*Goal:* Reproduce the material in full, unchanged.

*Data for this exercise:*
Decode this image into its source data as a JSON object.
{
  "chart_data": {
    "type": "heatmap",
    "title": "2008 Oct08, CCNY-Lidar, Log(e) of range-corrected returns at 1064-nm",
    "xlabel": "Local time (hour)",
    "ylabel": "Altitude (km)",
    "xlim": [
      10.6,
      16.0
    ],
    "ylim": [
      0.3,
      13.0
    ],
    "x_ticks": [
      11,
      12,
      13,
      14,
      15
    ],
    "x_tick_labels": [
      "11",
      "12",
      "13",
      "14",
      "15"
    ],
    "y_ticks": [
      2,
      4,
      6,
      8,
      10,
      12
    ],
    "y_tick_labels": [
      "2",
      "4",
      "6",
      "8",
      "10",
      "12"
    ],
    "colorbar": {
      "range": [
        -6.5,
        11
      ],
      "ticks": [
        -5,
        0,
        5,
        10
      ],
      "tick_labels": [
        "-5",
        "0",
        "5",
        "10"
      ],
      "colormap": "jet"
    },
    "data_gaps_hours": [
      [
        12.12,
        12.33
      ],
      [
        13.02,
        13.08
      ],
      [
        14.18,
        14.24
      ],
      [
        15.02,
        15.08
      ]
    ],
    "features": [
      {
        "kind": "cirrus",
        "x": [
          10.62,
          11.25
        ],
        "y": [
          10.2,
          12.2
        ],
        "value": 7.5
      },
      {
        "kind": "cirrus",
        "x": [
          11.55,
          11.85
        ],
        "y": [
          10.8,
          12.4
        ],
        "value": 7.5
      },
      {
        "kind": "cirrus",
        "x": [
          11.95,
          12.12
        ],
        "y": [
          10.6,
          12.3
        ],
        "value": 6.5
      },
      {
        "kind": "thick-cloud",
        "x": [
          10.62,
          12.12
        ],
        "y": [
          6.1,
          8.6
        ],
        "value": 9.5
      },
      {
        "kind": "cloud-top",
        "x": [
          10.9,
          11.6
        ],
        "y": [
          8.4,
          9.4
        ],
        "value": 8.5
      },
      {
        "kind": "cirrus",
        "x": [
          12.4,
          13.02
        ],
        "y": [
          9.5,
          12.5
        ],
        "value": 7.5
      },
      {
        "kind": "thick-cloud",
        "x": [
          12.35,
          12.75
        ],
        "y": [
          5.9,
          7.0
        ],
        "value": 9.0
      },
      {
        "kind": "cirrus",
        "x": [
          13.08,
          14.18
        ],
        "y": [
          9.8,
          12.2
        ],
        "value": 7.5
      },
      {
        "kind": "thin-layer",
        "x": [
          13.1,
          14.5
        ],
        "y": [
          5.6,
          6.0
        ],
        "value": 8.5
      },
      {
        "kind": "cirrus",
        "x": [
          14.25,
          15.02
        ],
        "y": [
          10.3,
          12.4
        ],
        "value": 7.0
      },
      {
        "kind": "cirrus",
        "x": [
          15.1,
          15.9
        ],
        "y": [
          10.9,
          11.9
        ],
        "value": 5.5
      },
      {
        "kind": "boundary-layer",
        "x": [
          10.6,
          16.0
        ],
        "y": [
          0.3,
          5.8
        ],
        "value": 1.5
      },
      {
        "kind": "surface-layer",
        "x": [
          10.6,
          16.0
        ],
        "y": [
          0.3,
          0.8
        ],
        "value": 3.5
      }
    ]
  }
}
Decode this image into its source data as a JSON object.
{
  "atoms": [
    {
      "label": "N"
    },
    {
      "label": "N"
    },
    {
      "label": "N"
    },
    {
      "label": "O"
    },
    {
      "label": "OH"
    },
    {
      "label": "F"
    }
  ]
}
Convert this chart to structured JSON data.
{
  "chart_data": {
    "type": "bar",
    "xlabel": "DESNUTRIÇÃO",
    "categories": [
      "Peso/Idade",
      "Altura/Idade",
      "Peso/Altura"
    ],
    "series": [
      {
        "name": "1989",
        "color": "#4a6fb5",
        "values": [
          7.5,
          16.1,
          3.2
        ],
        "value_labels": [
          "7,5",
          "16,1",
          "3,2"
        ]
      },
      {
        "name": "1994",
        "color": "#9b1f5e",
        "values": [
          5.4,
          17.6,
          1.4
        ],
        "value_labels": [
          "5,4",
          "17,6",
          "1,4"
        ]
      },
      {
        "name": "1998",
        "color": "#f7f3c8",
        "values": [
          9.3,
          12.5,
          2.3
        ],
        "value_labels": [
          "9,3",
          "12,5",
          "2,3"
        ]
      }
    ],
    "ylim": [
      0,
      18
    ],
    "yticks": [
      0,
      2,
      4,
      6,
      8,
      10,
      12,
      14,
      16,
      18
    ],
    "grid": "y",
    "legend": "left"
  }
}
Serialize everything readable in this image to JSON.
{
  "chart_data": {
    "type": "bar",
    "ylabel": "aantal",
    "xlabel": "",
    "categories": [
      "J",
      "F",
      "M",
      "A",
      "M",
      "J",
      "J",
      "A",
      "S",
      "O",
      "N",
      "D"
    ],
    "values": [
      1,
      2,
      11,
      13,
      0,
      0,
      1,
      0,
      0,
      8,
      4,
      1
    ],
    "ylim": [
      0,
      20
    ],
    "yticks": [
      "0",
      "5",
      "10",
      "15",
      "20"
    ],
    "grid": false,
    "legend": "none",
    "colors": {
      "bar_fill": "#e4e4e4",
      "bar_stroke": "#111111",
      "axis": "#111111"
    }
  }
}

*Complete answer:*
Decode this image into its source data as a JSON object.
{
  "chart_data": {
    "type": "heatmap",
    "title": "2008 Oct08, CCNY-Lidar, Log(e) of range-corrected returns at 1064-nm",
    "xlabel": "Local time (hour)",
    "ylabel": "Altitude (km)",
    "xlim": [
      10.6,
      16.0
    ],
    "ylim": [
      0.3,
      13.0
    ],
    "x_ticks": [
      11,
      12,
      13,
      14,
      15
    ],
    "x_tick_labels": [
      "11",
      "12",
      "13",
      "14",
      "15"
    ],
    "y_ticks": [
      2,
      4,
      6,
      8,
      10,
      12
    ],
    "y_tick_labels": [
      "2",
      "4",
      "6",
      "8",
      "10",
      "12"
    ],
    "colorbar": {
      "range": [
        -6.5,
        11
      ],
      "ticks": [
        -5,
        0,
        5,
        10
      ],
      "tick_labels": [
        "-5",
        "0",
        "5",
        "10"
      ],
      "colormap": "jet"
    },
    "data_gaps_hours": [
      [
        12.12,
        12.33
      ],
      [
        13.02,
        13.08
      ],
      [
        14.18,
        14.24
      ],
      [
        15.02,
        15.08
      ]
    ],
    "features": [
      {
        "kind": "cirrus",
        "x": [
          10.62,
          11.25
        ],
        "y": [
          10.2,
          12.2
        ],
        "value": 7.5
      },
      {
        "kind": "cirrus",
        "x": [
          11.55,
          11.85
        ],
        "y": [
          10.8,
          12.4
        ],
        "value": 7.5
      },
      {
        "kind": "cirrus",
        "x": [
          11.95,
          12.12
        ],
        "y": [
          10.6,
          12.3
        ],
        "value": 6.5
      },
      {
        "kind": "thick-cloud",
        "x": [
          10.62,
          12.12
        ],
        "y": [
          6.1,
          8.6
        ],
        "value": 9.5
      },
      {
        "kind": "cloud-top",
        "x": [
          10.9,
          11.6
        ],
        "y": [
          8.4,
          9.4
        ],
        "value": 8.5
      },
      {
        "kind": "cirrus",
        "x": [
          12.4,
          13.02
        ],
        "y": [
          9.5,
          12.5
        ],
        "value": 7.5
      },
      {
        "kind": "thick-cloud",
        "x": [
          12.35,
          12.75
        ],
        "y": [
          5.9,
          7.0
        ],
        "value": 9.0
      },
      {
        "kind": "cirrus",
        "x": [
          13.08,
          14.18
        ],
        "y": [
          9.8,
          12.2
        ],
        "value": 7.5
      },
      {
        "kind": "thin-layer",
        "x": [
          13.1,
          14.5
        ],
        "y": [
          5.6,
          6.0
        ],
        "value": 8.5
      },
      {
        "kind": "cirrus",
        "x": [
          14.25,
          15.02
        ],
        "y": [
          10.3,
          12.4
        ],
        "value": 7.0
      },
      {
        "kind": "cirrus",
        "x": [
          15.1,
          15.9
        ],
        "y": [
          10.9,
          11.9
        ],
        "value": 5.5
      },
      {
        "kind": "boundary-layer",
        "x": [
          10.6,
          16.0
        ],
        "y": [
          0.3,
          5.8
        ],
        "value": 1.5
      },
      {
        "kind": "surface-layer",
        "x": [
          10.6,
          16.0
        ],
        "y": [
          0.3,
          0.8
        ],
        "value": 3.5
      }
    ]
  }
}
Decode this image into its source data as a JSON object.
{
  "atoms": [
    {
      "label": "N"
    },
    {
      "label": "N"
    },
    {
      "label": "N"
    },
    {
      "label": "O"
    },
    {
      "label": "OH"
    },
    {
      "label": "F"
    }
  ]
}
Convert this chart to structured JSON data.
{
  "chart_data": {
    "type": "bar",
    "xlabel": "DESNUTRIÇÃO",
    "categories": [
      "Peso/Idade",
      "Altura/Idade",
      "Peso/Altura"
    ],
    "series": [
      {
        "name": "1989",
        "color": "#4a6fb5",
        "values": [
          7.5,
          16.1,
          3.2
        ],
        "value_labels": [
          "7,5",
          "16,1",
          "3,2"
        ]
      },
      {
        "name": "1994",
        "color": "#9b1f5e",
        "values": [
          5.4,
          17.6,
          1.4
        ],
        "value_labels": [
          "5,4",
          "17,6",
          "1,4"
        ]
      },
      {
        "name": "1998",
        "color": "#f7f3c8",
        "values": [
          9.3,
          12.5,
          2.3
        ],
        "value_labels": [
          "9,3",
          "12,5",
          "2,3"
        ]
      }
    ],
    "ylim": [
      0,
      18
    ],
    "yticks": [
      0,
      2,
      4,
      6,
      8,
      10,
      12,
      14,
      16,
      18
    ],
    "grid": "y",
    "legend": "left"
  }
}
Serialize everything readable in this image to JSON.
{
  "chart_data": {
    "type": "bar",
    "ylabel": "aantal",
    "xlabel": "",
    "categories": [
      "J",
      "F",
      "M",
      "A",
      "M",
      "J",
      "J",
      "A",
      "S",
      "O",
      "N",
      "D"
    ],
    "values": [
      1,
      2,
      11,
      13,
      0,
      0,
      1,
      0,
      0,
      8,
      4,
      1
    ],
    "ylim": [
      0,
      20
    ],
    "yticks": [
      "0",
      "5",
      "10",
      "15",
      "20"
    ],
    "grid": false,
    "legend": "none",
    "colors": {
      "bar_fill": "#e4e4e4",
      "bar_stroke": "#111111",
      "axis": "#111111"
    }
  }
}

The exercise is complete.